◆ DATA FOR PROCESSING ◆
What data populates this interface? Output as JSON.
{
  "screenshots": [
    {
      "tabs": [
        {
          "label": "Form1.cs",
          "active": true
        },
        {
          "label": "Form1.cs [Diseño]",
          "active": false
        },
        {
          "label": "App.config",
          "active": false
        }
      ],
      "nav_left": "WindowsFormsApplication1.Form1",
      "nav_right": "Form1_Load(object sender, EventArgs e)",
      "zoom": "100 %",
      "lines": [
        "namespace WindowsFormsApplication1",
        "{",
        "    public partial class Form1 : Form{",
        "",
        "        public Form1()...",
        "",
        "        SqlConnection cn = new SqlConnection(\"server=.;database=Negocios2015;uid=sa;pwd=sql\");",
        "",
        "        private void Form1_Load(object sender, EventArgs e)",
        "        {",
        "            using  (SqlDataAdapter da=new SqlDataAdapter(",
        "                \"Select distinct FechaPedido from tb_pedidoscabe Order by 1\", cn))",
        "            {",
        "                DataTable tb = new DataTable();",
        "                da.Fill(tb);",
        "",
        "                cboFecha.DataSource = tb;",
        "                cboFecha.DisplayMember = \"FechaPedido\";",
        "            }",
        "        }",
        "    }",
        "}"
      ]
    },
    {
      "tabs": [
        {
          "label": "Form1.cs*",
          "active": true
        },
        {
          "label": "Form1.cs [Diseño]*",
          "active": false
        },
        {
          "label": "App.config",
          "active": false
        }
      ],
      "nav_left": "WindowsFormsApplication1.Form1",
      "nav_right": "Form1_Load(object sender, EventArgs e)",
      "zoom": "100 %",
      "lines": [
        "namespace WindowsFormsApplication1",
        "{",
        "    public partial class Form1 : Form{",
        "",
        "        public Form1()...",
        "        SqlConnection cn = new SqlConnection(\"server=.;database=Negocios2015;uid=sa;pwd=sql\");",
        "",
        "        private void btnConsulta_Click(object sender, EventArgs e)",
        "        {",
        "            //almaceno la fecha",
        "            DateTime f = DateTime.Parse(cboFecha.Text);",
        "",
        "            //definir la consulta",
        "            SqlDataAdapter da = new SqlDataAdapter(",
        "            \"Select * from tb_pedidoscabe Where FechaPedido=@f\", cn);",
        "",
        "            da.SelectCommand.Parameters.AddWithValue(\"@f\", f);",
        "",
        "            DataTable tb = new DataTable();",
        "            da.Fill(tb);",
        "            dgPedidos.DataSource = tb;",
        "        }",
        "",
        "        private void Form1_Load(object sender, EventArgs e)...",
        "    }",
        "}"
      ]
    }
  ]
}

◆ WHAT TO WORK ON ◆
Look through the records and gather every line containing "FechaPedido".

◆ EXERCISE SOLUTION ◆
        "                \"Select distinct FechaPedido from tb_pedidoscabe Order by 1\", cn))",
        "                cboFecha.DisplayMember = \"FechaPedido\";",
        "            \"Select * from tb_pedidoscabe Where FechaPedido=@f\", cn);",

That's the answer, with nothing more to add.